Work task 1 >> Reproduce word for word the passage of the article on US policy toward Russia in Syria starting with "Anti-Imperialism/Foreign Policy" and going on through "in Virginia says.".
Work task 2 >> Continue the article on US policy toward Russia in Syria from the point where it stops.

Excerpted passage >>
⟨
Anti-Imperialism/Foreign Policy

Keith Preston: US doesn’t want direct confrontation with Russia in Syria

Press TV. Listen here:

The United States does not want a direct military confrontation with Russian forces in Syria, an American political analyst based in Virginia says.

But the primary objective of the Obama administration is the overthrow of the government of Syrian President Bashar al-Assad with the assistance of terrorist groups including Daesh (ISIL), said Keith Preston, the chief editor and director of

Preston made the remarks in a phone interview with Press TV while commenting on a statement by Republican Senator Bob Corker, who said on Wednesday that the Pentagon should target both the Assad government and ISIL.

Corker’s comments came shortly after Russia carried out its first airstrikes against ISIL terrorists near the Syrian city of Homs.

“The Obama administration seems to be pulling back from waging the war on ISIS,” Preston said, using an alternative acronym for the terrorist group, which is operating in Syria and Iraq.

“They are conducting military operations against ISIS, but I don’t think the total destruction of ISIS is something they are really that motivated to achieve, because they see ISIS as the weapon against the Assad regime,” he said.

“I think that the first objective of the American foreign policy in Syria is to bring down the Assad regime. They see ISIS as perhaps the useful force towards that end, but they are also concerned ISIS potentially threatening American allies,” the analyst noted.
⟩
Available data >>
⟨
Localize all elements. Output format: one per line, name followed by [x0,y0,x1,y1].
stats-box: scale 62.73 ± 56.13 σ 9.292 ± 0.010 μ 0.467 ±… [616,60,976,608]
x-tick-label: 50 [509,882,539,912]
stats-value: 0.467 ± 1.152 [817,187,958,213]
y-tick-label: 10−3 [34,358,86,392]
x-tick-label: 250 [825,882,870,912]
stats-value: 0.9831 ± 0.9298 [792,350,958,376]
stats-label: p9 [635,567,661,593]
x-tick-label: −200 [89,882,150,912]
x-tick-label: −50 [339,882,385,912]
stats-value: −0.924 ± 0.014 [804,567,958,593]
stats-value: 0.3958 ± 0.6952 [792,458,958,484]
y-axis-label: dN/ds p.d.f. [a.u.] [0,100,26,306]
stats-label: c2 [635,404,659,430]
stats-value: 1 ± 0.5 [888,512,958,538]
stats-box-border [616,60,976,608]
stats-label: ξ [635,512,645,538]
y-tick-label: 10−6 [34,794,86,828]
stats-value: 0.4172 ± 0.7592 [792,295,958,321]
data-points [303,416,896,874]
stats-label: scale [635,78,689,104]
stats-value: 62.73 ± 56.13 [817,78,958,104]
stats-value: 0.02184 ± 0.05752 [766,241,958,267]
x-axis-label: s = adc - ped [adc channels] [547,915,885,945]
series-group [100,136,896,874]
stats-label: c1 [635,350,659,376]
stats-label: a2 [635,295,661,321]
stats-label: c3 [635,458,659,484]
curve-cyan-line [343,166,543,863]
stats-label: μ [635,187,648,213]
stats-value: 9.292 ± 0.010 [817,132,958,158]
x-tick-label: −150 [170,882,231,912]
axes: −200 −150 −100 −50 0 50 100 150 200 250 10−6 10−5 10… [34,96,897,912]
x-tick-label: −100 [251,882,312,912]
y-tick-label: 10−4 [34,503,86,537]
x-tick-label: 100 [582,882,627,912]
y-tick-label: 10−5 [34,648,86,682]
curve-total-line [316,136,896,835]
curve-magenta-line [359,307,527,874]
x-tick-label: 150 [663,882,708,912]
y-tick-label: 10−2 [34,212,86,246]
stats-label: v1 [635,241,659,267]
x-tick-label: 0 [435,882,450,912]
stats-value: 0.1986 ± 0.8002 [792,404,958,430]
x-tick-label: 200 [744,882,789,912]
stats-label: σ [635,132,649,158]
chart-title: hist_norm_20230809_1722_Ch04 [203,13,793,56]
⟩
Response area 1 >>
Anti-Imperialism/Foreign Policy

Keith Preston: US doesn’t want direct confrontation with Russia in Syria

Press TV. Listen here:

The United States does not want a direct military confrontation with Russian forces in Syria, an American political analyst based in Virginia says.

Response area 2 >>
“Now that the Russian have gotten involved, I think the Obama administration really doesn’t want a direct confrontation with the Russians,” he observed.

“Bob Corker comes from the opposition party, from the Republicans, which take a more hard-line perspective on foreign policy than the Obama administration,” Preston said. “He seems to be more eager for a confrontation with the Russians.”

“I think he wants [the US] to fight ISIS more aggressively and tries to take down the Assad [government] at the same time. And that’s totally unrealistic objective, because there’s no viable alternative in Syria,” he pointed out.

Syria has been gripped by deadly unrest since March 2011. According to reports, the United States and its regional allies – especially Qatar, Saudi Arabia, and Turkey – are supporting the militants operating inside the country.

Daesh terrorists, with members from several Western countries, have been active in Iraq, Syria and more recently in Libya, committing acts of terror against people of different religious and ethnic communities, including Shias, Sunnis, Kurds, Christians and others.